*Testo fornito*.
La recensione
Tragedia umana e commedia divina
La "Maschera e la Grazia" (1925) non è soltanto il capolavoro di Enrico Ghéon e, insieme all’"Assassinio nella Cattedrale" di Eliot, uno dei capolavori del teatro cristiano del nostro secolo, ma offre la singolarità di contenere insieme, originalmente collegate e non meccanicamente sovrapposte, una tragedia e una commedia. La tragedia tutta umana dell'attore e la commedia tutta divina della salvezza in Cristo.
Ginesio sente, in tutta la sua dolorosa e gioiosa complessità, la tragedia dell'attore, più severamente drammatica nella persona, o maschera, del protagonista. Ginesio ha rinunciato alla vita vera, a una vita, alla sua vita, per rappresentare con puntuale consapevolezza le vite degli eroi che gli vengono fornite dai poeti. Egli deve dare la perfetta illusione delle anime più diverse e a lui non resta che un'anima d'artista al servìzio della fantasia altrui e del piacere dei suoi ammiratori e padroni.
La sua concezione è l'opposto di quella del famoso "Paradoxe sur le comédien" del Diderot. Egli sa ed afferma che il grande attore deve sentire con tutte le potenze del suo essere i pensieri e le passioni del personaggio poetico; deve trasferirsi in lui, immedesimarsi in lui. Ma questo impegno necessario e risolutivo implica una rinuncia quasi totale alla propria essenza, un abbandono della propria vocazione. Per essere vivo sulla scena l'attore deve essere, fuor del teatro, quasi un morto.
Ma nel dramma del Ghéon noi assistiamo, a poco a poco, alla trasformazione dell'attore di genio in uomo dei dolori. Si trova dinanzi, lui Ginesio, ai problemi immediati e personali che saranno gli strumenti per condurlo a una trasfigurazione che sarà, insieme, la sua morte e la sua raggiunta felicità.

*Righe del dataset*.
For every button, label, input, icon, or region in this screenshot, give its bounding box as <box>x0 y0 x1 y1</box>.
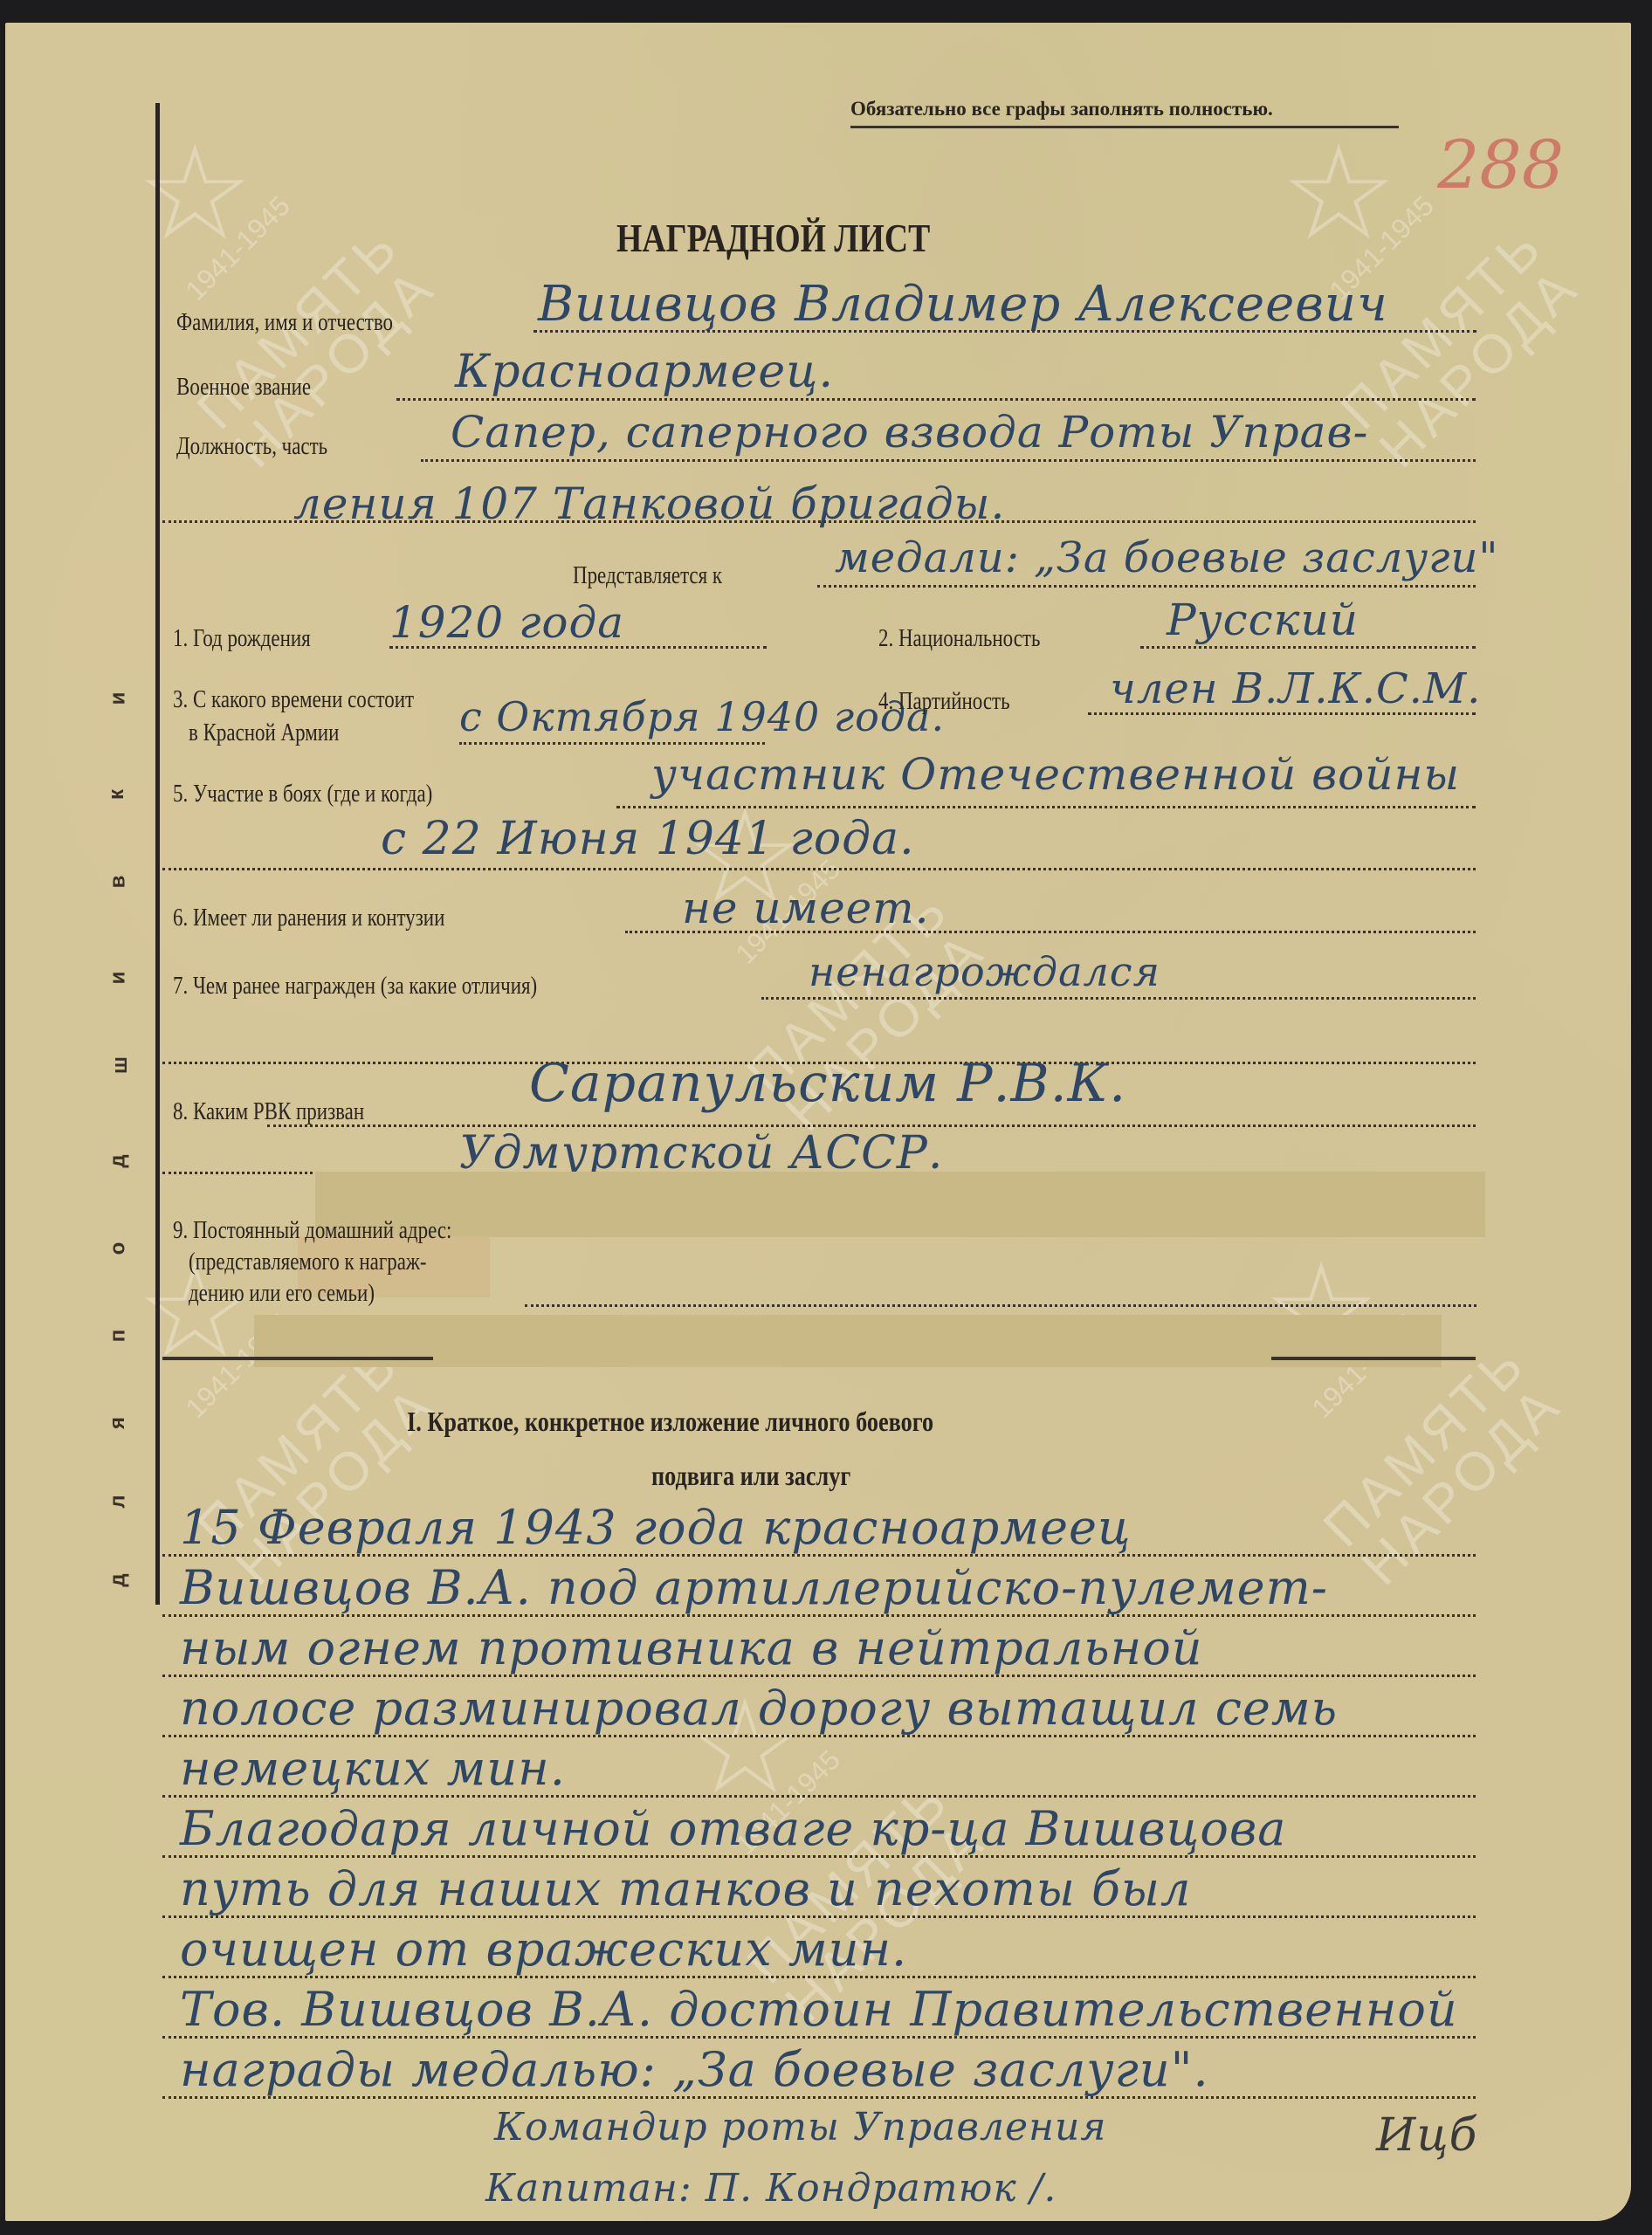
army-since-label: 3. С какого времени состоит <box>173 686 467 714</box>
rvk-label: 8. Каким РВК призван <box>173 1098 406 1126</box>
narrative-ruled-line <box>162 2036 1476 2039</box>
prior-awards-label: 7. Чем ранее награжден (за какие отличия… <box>173 973 617 1001</box>
party-value: член В.Л.К.С.М. <box>1110 664 1481 713</box>
position-line-1 <box>421 459 1476 462</box>
commander-name: Капитан: П. Кондратюк /. <box>485 2166 1057 2211</box>
narrative-ruled-line <box>162 1976 1476 1978</box>
full-name-label: Фамилия, имя и отчество <box>176 309 440 337</box>
award-sheet-page: ☆ 1941-1945 ПАМЯТЬНАРОДА ☆ 1941-1945 ПАМ… <box>5 23 1631 2221</box>
full-name-line <box>533 330 1476 333</box>
section-divider <box>1271 1357 1476 1360</box>
army-since-value: с Октября 1940 года. <box>459 693 945 740</box>
commander-title: Командир роты Управления <box>494 2105 1106 2149</box>
full-name-value: Вишвцов Владимер Алексеевич <box>538 276 1388 333</box>
fill-all-fields-notice: Обязательно все графы заполнять полность… <box>850 98 1273 120</box>
prior-awards-line <box>761 997 1476 1000</box>
section-heading: I. Краткое, конкретное изложение личного… <box>407 1406 1050 1438</box>
birth-year-label: 1. Год рождения <box>173 625 341 653</box>
party-label: 4. Партийность <box>878 688 1039 716</box>
narrative-line: немецких мин. <box>180 1741 566 1796</box>
watermark-memory-of-people: ☆ 1941-1945 ПАМЯТЬНАРОДА <box>1280 127 1397 258</box>
nationality-label: 2. Национальность <box>878 625 1076 653</box>
narrative-ruled-line <box>162 1855 1476 1858</box>
narrative-ruled-line <box>162 1795 1476 1798</box>
position-label: Должность, часть <box>176 433 361 461</box>
section-divider <box>162 1357 433 1360</box>
battles-label: 5. Участие в боях (где и когда) <box>173 781 490 808</box>
notice-underline <box>850 126 1399 128</box>
nationality-line <box>1140 646 1476 649</box>
battles-value-line2: с 22 Июня 1941 года. <box>381 813 915 865</box>
birth-year-line <box>389 646 767 649</box>
battles-line-2 <box>162 868 1476 870</box>
watermark-memory-of-people: ☆ 1941-1945 ПАМЯТЬНАРОДА <box>136 127 253 258</box>
signature-mark: Ицб <box>1376 2109 1477 2162</box>
wounds-line <box>625 931 1476 933</box>
page-title: НАГРАДНОЙ ЛИСТ <box>616 215 999 261</box>
rvk-value-line1: Сарапульским Р.В.К. <box>529 1053 1126 1114</box>
narrative-ruled-line <box>162 2096 1476 2099</box>
address-label-2: (представляемого к награж- <box>189 1248 478 1276</box>
binding-margin-line <box>155 103 160 1605</box>
narrative-ruled-line <box>162 1675 1476 1677</box>
wounds-value: не имеет. <box>682 883 930 933</box>
nationality-value: Русский <box>1167 595 1359 645</box>
army-since-label-2: в Красной Армии <box>189 719 372 747</box>
narrative-line: ным огнем противника в нейтральной <box>180 1620 1202 1675</box>
star-icon: ☆ <box>136 127 253 258</box>
battles-value-line1: участник Отечественной войны <box>651 749 1460 800</box>
position-value-line1: Сапер, саперного взвода Роты Управ- <box>451 407 1368 457</box>
birth-year-value: 1920 года <box>389 597 624 648</box>
narrative-line: Вишвцов В.А. под артиллерийско-пулемет- <box>180 1560 1328 1615</box>
rank-line <box>396 398 1476 401</box>
prior-awards-value: ненагрождался <box>809 948 1160 995</box>
narrative-ruled-line <box>162 1614 1476 1617</box>
address-line <box>525 1304 1476 1307</box>
nominated-for-label: Представляется к <box>573 562 755 590</box>
nominated-for-value: медали: „За боевые заслуги" <box>835 533 1498 582</box>
party-line <box>1088 712 1476 715</box>
narrative-ruled-line <box>162 1735 1476 1737</box>
narrative-line: полосе разминировал дорогу вытащил семь <box>180 1681 1338 1736</box>
narrative-line: 15 Февраля 1943 года красноармеец <box>180 1500 1132 1555</box>
rank-label: Военное звание <box>176 374 341 402</box>
narrative-line: Тов. Вишвцов В.А. достоин Правительствен… <box>180 1982 1458 2037</box>
rank-value: Красноармеец. <box>455 346 834 398</box>
address-label: 9. Постоянный домашний адрес: <box>173 1217 513 1245</box>
narrative-line: очищен от вражеских мин. <box>180 1922 907 1977</box>
nominated-line <box>817 585 1476 588</box>
archive-page-number: 288 <box>1437 126 1564 203</box>
section-heading-2: подвига или заслуг <box>651 1460 894 1492</box>
wounds-label: 6. Имеет ли ранения и контузии <box>173 904 505 932</box>
address-label-3: дению или его семьи) <box>189 1280 416 1308</box>
narrative-ruled-line <box>162 1554 1476 1557</box>
position-line-2 <box>162 520 1476 523</box>
narrative-ruled-line <box>162 1915 1476 1918</box>
battles-line-1 <box>616 806 1476 808</box>
star-icon: ☆ <box>1280 127 1397 258</box>
narrative-line: награды медалью: „За боевые заслуги". <box>180 2042 1209 2097</box>
narrative-line: путь для наших танков и пехоты был <box>180 1861 1191 1916</box>
narrative-line: Благодаря личной отваге кр-ца Вишвцова <box>180 1801 1286 1856</box>
army-since-line <box>459 742 765 745</box>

*Consegna*.
Quali opere vengono citate per titolo nella recensione? Elencale tutte.

*Risposta*.
- "Maschera e la Grazia"
- "Assassinio nella Cattedrale"
- "Paradoxe sur le comédien"